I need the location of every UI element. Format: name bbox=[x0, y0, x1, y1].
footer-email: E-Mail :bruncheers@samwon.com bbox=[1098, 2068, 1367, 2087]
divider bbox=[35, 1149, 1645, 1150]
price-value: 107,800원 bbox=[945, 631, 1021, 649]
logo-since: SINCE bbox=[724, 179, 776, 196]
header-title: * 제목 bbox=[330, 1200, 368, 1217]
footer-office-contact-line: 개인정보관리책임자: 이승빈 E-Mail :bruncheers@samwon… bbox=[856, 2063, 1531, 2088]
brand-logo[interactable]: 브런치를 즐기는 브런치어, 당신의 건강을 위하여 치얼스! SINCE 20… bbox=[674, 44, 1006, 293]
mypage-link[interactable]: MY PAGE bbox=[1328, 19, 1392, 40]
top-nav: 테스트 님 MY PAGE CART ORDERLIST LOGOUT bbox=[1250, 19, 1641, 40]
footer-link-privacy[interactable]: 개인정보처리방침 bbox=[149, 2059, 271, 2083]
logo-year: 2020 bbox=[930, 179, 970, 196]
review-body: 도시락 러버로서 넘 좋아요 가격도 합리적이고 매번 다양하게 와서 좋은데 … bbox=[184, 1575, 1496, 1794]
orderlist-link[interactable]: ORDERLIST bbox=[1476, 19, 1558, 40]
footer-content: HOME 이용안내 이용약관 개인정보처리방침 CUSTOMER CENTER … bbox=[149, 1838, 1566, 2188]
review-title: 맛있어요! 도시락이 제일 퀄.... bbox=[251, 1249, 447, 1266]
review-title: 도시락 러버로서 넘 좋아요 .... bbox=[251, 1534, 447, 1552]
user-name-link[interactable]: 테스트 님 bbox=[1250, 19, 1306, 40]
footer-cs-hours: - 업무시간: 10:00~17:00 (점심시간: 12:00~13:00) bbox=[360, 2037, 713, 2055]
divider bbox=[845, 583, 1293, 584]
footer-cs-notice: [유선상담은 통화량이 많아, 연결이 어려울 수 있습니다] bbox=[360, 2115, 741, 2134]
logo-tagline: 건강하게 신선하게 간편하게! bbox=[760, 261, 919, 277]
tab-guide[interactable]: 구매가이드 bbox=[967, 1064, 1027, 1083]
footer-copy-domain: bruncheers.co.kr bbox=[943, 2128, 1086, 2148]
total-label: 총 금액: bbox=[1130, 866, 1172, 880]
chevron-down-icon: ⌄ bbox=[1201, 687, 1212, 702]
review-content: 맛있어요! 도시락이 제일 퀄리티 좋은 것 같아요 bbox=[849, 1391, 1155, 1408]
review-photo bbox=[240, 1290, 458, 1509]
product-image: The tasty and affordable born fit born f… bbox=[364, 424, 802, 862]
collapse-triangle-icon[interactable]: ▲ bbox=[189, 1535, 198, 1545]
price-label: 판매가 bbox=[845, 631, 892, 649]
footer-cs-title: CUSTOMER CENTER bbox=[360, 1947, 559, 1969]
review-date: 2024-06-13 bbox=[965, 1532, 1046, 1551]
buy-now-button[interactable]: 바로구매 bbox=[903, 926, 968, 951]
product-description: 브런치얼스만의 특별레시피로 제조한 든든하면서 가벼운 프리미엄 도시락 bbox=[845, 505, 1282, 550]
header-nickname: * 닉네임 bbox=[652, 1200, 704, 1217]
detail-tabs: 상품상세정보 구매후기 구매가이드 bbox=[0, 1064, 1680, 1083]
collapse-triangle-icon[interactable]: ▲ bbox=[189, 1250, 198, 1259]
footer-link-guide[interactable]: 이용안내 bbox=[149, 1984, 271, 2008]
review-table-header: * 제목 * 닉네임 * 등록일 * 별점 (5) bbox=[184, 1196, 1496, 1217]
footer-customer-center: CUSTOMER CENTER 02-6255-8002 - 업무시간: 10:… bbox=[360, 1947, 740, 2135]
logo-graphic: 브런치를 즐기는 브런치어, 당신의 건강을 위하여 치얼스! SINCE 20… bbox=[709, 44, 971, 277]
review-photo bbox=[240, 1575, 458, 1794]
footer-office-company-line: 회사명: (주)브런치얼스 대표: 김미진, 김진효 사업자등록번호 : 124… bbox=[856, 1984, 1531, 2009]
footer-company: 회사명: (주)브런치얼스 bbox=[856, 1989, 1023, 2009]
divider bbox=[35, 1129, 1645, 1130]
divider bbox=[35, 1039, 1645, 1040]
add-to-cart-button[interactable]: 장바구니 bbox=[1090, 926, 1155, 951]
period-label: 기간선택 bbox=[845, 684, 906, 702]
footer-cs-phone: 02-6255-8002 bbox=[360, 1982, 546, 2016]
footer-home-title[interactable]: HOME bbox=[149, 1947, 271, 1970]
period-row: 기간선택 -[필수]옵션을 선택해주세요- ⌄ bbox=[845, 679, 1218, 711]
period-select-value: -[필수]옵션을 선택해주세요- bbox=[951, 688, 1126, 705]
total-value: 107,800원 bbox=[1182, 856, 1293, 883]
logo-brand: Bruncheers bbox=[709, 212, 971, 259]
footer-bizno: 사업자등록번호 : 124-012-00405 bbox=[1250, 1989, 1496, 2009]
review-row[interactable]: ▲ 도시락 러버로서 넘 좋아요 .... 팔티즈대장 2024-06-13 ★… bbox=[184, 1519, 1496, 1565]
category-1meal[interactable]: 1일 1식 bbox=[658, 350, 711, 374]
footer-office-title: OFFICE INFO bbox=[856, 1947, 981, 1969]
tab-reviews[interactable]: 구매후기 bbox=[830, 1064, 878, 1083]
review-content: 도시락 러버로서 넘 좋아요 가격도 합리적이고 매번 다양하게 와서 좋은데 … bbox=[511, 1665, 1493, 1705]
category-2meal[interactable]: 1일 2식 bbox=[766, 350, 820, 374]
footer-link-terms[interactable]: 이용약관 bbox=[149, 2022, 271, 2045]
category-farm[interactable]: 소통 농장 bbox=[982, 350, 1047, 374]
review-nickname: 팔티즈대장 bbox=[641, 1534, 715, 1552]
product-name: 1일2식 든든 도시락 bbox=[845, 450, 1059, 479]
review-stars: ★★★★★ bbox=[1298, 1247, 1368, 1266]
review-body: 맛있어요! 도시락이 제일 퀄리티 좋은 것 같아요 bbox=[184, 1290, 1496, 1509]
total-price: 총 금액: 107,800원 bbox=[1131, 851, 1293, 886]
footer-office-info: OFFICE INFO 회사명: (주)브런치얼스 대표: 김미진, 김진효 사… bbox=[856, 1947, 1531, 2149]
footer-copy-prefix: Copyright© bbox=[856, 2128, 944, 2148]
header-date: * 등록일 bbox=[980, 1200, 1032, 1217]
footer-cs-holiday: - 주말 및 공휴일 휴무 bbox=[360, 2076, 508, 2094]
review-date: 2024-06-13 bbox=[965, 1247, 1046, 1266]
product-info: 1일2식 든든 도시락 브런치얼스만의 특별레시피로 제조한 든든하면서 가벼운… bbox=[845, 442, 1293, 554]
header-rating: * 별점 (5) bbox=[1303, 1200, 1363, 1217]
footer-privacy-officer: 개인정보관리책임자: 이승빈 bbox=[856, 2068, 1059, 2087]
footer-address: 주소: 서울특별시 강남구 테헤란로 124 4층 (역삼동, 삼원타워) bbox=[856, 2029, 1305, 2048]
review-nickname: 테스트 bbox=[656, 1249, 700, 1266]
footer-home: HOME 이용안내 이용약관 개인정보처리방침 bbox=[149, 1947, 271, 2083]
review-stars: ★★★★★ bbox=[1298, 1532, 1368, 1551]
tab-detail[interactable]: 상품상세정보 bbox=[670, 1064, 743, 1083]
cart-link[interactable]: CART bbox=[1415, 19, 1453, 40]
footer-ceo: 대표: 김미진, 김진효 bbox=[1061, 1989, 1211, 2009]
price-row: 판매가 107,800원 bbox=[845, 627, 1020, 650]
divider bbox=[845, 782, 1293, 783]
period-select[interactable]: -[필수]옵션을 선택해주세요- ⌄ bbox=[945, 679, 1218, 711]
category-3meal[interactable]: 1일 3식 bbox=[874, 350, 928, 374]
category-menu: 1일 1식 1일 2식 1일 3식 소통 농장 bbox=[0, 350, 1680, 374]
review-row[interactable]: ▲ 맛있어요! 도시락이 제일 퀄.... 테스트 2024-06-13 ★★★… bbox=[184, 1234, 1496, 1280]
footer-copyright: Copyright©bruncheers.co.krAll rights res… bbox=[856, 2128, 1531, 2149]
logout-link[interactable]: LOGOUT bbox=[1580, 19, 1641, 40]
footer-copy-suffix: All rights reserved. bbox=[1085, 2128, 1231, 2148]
━━━━━━━━━━━━━━━━
Reproduce the records from their first line through the line containing "header-title: * 제목", inclusive, substituting "separator" for "divider" and leaving everything else unchanged.

ANSWER TO THE EXERCISE =
I need the location of every UI element. Format: name bbox=[x0, y0, x1, y1].
footer-email: E-Mail :bruncheers@samwon.com bbox=[1098, 2068, 1367, 2087]
separator bbox=[35, 1149, 1645, 1150]
price-value: 107,800원 bbox=[945, 631, 1021, 649]
logo-since: SINCE bbox=[724, 179, 776, 196]
header-title: * 제목 bbox=[330, 1200, 368, 1217]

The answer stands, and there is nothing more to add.